Description of the task -
The listing below is to be output in its exact form.

Records
┌──
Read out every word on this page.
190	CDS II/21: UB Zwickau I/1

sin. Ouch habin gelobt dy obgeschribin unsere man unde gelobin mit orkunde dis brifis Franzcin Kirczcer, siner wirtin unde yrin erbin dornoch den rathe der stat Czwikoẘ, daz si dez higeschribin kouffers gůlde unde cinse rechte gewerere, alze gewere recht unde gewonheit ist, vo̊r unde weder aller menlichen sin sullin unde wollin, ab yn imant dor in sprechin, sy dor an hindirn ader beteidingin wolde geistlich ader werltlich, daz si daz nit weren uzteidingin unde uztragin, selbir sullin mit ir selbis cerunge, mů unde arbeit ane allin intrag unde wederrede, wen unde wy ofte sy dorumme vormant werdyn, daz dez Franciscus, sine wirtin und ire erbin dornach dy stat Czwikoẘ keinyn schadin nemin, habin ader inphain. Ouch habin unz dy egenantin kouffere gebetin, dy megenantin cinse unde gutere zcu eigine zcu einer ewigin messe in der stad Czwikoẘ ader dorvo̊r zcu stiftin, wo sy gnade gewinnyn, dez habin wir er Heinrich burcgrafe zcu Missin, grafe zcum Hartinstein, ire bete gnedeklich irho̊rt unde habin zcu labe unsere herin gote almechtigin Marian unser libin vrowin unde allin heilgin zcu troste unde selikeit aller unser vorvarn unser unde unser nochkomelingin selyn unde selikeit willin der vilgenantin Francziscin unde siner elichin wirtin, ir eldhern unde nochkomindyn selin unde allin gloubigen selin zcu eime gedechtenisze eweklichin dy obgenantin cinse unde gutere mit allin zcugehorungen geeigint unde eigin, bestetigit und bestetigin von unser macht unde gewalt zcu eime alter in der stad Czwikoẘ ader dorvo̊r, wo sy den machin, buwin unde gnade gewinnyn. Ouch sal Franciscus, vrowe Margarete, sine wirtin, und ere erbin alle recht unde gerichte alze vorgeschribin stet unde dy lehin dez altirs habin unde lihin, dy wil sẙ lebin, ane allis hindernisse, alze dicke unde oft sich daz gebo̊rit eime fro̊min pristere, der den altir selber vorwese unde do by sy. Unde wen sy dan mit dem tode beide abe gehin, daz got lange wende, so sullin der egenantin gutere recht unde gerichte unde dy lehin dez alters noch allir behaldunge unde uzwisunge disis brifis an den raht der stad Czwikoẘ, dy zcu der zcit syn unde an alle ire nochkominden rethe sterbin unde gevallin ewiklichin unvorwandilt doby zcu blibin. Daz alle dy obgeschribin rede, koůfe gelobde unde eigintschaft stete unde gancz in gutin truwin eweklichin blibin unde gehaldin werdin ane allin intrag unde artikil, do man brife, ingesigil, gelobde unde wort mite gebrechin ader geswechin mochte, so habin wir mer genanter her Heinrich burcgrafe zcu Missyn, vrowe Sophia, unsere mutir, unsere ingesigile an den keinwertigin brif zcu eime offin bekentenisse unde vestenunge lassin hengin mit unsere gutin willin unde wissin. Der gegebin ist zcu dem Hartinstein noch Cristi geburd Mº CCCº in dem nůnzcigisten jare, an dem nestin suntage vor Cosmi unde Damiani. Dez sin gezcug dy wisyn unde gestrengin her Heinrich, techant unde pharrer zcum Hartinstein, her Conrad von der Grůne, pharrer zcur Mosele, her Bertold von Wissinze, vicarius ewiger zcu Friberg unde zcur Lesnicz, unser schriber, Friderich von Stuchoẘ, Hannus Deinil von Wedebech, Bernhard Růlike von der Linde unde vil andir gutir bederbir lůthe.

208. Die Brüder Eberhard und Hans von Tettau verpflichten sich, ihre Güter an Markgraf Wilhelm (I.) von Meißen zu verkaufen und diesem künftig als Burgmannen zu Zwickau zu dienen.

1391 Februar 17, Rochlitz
└──
Response below -
Read out every word on this page.
190	CDS II/21: UB Zwickau I/1

sin. Ouch habin gelobt dy obgeschribin unsere man unde gelobin mit orkunde dis brifis Franzcin Kirczcer, siner wirtin unde yrin erbin dornoch den rathe der stat Czwikoẘ, daz si dez higeschribin kouffers gůlde unde cinse rechte gewerere, alze gewere recht unde gewonheit ist, vo̊r unde weder aller menlichen sin sullin unde wollin, ab yn imant dor in sprechin, sy dor an hindirn ader beteidingin wolde geistlich ader werltlich, daz si daz nit weren uzteidingin unde uztragin, selbir sullin mit ir selbis cerunge, mů unde arbeit ane allin intrag unde wederrede, wen unde wy ofte sy dorumme vormant werdyn, daz dez Franciscus, sine wirtin und ire erbin dornach dy stat Czwikoẘ keinyn schadin nemin, habin ader inphain. Ouch habin unz dy egenantin kouffere gebetin, dy megenantin cinse unde gutere zcu eigine zcu einer ewigin messe in der stad Czwikoẘ ader dorvo̊r zcu stiftin, wo sy gnade gewinnyn, dez habin wir er Heinrich burcgrafe zcu Missin, grafe zcum Hartinstein, ire bete gnedeklich irho̊rt unde habin zcu labe unsere herin gote almechtigin Marian unser libin vrowin unde allin heilgin zcu troste unde selikeit aller unser vorvarn unser unde unser nochkomelingin selyn unde selikeit willin der vilgenantin Francziscin unde siner elichin wirtin, ir eldhern unde nochkomindyn selin unde allin gloubigen selin zcu eime gedechtenisze eweklichin dy obgenantin cinse unde gutere mit allin zcugehorungen geeigint unde eigin, bestetigit und bestetigin von unser macht unde gewalt zcu eime alter in der stad Czwikoẘ ader dorvo̊r, wo sy den machin, buwin unde gnade gewinnyn. Ouch sal Franciscus, vrowe Margarete, sine wirtin, und ere erbin alle recht unde gerichte alze vorgeschribin stet unde dy lehin dez altirs habin unde lihin, dy wil sẙ lebin, ane allis hindernisse, alze dicke unde oft sich daz gebo̊rit eime fro̊min pristere, der den altir selber vorwese unde do by sy. Unde wen sy dan mit dem tode beide abe gehin, daz got lange wende, so sullin der egenantin gutere recht unde gerichte unde dy lehin dez alters noch allir behaldunge unde uzwisunge disis brifis an den raht der stad Czwikoẘ, dy zcu der zcit syn unde an alle ire nochkominden rethe sterbin unde gevallin ewiklichin unvorwandilt doby zcu blibin. Daz alle dy obgeschribin rede, koůfe gelobde unde eigintschaft stete unde gancz in gutin truwin eweklichin blibin unde gehaldin werdin ane allin intrag unde artikil, do man brife, ingesigil, gelobde unde wort mite gebrechin ader geswechin mochte, so habin wir mer genanter her Heinrich burcgrafe zcu Missyn, vrowe Sophia, unsere mutir, unsere ingesigile an den keinwertigin brif zcu eime offin bekentenisse unde vestenunge lassin hengin mit unsere gutin willin unde wissin. Der gegebin ist zcu dem Hartinstein noch Cristi geburd Mº CCCº in dem nůnzcigisten jare, an dem nestin suntage vor Cosmi unde Damiani. Dez sin gezcug dy wisyn unde gestrengin her Heinrich, techant unde pharrer zcum Hartinstein, her Conrad von der Grůne, pharrer zcur Mosele, her Bertold von Wissinze, vicarius ewiger zcu Friberg unde zcur Lesnicz, unser schriber, Friderich von Stuchoẘ, Hannus Deinil von Wedebech, Bernhard Růlike von der Linde unde vil andir gutir bederbir lůthe.

208. Die Brüder Eberhard und Hans von Tettau verpflichten sich, ihre Güter an Markgraf Wilhelm (I.) von Meißen zu verkaufen und diesem künftig als Burgmannen zu Zwickau zu dienen.

1391 Februar 17, Rochlitz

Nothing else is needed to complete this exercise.